▶ [OBJECTIVE]: Repeat the entire listing exactly.

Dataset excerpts
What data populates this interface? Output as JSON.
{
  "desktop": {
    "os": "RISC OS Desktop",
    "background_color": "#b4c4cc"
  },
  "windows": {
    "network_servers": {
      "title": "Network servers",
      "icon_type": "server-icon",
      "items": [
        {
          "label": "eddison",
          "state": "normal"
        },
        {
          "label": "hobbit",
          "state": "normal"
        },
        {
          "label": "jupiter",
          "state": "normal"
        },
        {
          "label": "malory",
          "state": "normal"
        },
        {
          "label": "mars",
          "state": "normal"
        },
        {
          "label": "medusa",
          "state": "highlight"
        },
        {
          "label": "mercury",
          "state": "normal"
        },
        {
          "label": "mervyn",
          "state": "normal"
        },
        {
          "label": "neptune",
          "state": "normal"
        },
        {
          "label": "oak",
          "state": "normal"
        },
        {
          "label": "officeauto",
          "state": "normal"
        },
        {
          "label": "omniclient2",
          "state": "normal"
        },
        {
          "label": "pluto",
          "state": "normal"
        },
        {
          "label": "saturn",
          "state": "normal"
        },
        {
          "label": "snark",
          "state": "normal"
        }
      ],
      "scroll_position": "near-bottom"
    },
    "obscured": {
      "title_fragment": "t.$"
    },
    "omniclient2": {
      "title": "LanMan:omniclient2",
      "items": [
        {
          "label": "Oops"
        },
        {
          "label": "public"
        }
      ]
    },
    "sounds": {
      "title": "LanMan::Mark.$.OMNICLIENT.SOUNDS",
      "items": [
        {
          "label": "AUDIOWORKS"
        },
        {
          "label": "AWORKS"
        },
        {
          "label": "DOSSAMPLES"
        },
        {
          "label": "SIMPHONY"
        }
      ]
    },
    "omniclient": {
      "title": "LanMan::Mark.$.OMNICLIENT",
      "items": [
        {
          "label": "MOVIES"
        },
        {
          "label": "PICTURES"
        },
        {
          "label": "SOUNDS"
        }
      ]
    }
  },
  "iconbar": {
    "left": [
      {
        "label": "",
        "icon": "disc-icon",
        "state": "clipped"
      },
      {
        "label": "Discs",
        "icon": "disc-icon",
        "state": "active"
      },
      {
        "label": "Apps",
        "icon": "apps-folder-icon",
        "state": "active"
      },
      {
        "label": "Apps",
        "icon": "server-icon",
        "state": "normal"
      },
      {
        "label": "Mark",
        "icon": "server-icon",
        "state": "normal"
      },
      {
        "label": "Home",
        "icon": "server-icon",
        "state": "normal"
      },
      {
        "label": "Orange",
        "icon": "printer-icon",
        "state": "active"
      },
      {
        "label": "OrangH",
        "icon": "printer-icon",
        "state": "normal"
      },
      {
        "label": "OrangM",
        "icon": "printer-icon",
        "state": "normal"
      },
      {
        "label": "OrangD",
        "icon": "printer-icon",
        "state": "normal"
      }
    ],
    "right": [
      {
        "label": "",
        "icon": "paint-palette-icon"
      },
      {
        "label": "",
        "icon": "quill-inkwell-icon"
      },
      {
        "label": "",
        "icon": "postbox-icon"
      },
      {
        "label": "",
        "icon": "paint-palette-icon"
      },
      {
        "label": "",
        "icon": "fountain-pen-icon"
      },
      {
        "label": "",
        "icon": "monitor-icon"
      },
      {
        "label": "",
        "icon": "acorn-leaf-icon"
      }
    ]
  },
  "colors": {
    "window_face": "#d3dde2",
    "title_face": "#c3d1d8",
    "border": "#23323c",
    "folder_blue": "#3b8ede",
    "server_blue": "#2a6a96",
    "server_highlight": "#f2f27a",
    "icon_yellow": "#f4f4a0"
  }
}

▶ [RESPONSE FOR THIS EXERCISE]:
What data populates this interface? Output as JSON.
{
  "desktop": {
    "os": "RISC OS Desktop",
    "background_color": "#b4c4cc"
  },
  "windows": {
    "network_servers": {
      "title": "Network servers",
      "icon_type": "server-icon",
      "items": [
        {
          "label": "eddison",
          "state": "normal"
        },
        {
          "label": "hobbit",
          "state": "normal"
        },
        {
          "label": "jupiter",
          "state": "normal"
        },
        {
          "label": "malory",
          "state": "normal"
        },
        {
          "label": "mars",
          "state": "normal"
        },
        {
          "label": "medusa",
          "state": "highlight"
        },
        {
          "label": "mercury",
          "state": "normal"
        },
        {
          "label": "mervyn",
          "state": "normal"
        },
        {
          "label": "neptune",
          "state": "normal"
        },
        {
          "label": "oak",
          "state": "normal"
        },
        {
          "label": "officeauto",
          "state": "normal"
        },
        {
          "label": "omniclient2",
          "state": "normal"
        },
        {
          "label": "pluto",
          "state": "normal"
        },
        {
          "label": "saturn",
          "state": "normal"
        },
        {
          "label": "snark",
          "state": "normal"
        }
      ],
      "scroll_position": "near-bottom"
    },
    "obscured": {
      "title_fragment": "t.$"
    },
    "omniclient2": {
      "title": "LanMan:omniclient2",
      "items": [
        {
          "label": "Oops"
        },
        {
          "label": "public"
        }
      ]
    },
    "sounds": {
      "title": "LanMan::Mark.$.OMNICLIENT.SOUNDS",
      "items": [
        {
          "label": "AUDIOWORKS"
        },
        {
          "label": "AWORKS"
        },
        {
          "label": "DOSSAMPLES"
        },
        {
          "label": "SIMPHONY"
        }
      ]
    },
    "omniclient": {
      "title": "LanMan::Mark.$.OMNICLIENT",
      "items": [
        {
          "label": "MOVIES"
        },
        {
          "label": "PICTURES"
        },
        {
          "label": "SOUNDS"
        }
      ]
    }
  },
  "iconbar": {
    "left": [
      {
        "label": "",
        "icon": "disc-icon",
        "state": "clipped"
      },
      {
        "label": "Discs",
        "icon": "disc-icon",
        "state": "active"
      },
      {
        "label": "Apps",
        "icon": "apps-folder-icon",
        "state": "active"
      },
      {
        "label": "Apps",
        "icon": "server-icon",
        "state": "normal"
      },
      {
        "label": "Mark",
        "icon": "server-icon",
        "state": "normal"
      },
      {
        "label": "Home",
        "icon": "server-icon",
        "state": "normal"
      },
      {
        "label": "Orange",
        "icon": "printer-icon",
        "state": "active"
      },
      {
        "label": "OrangH",
        "icon": "printer-icon",
        "state": "normal"
      },
      {
        "label": "OrangM",
        "icon": "printer-icon",
        "state": "normal"
      },
      {
        "label": "OrangD",
        "icon": "printer-icon",
        "state": "normal"
      }
    ],
    "right": [
      {
        "label": "",
        "icon": "paint-palette-icon"
      },
      {
        "label": "",
        "icon": "quill-inkwell-icon"
      },
      {
        "label": "",
        "icon": "postbox-icon"
      },
      {
        "label": "",
        "icon": "paint-palette-icon"
      },
      {
        "label": "",
        "icon": "fountain-pen-icon"
      },
      {
        "label": "",
        "icon": "monitor-icon"
      },
      {
        "label": "",
        "icon": "acorn-leaf-icon"
      }
    ]
  },
  "colors": {
    "window_face": "#d3dde2",
    "title_face": "#c3d1d8",
    "border": "#23323c",
    "folder_blue": "#3b8ede",
    "server_blue": "#2a6a96",
    "server_highlight": "#f2f27a",
    "icon_yellow": "#f4f4a0"
  }
}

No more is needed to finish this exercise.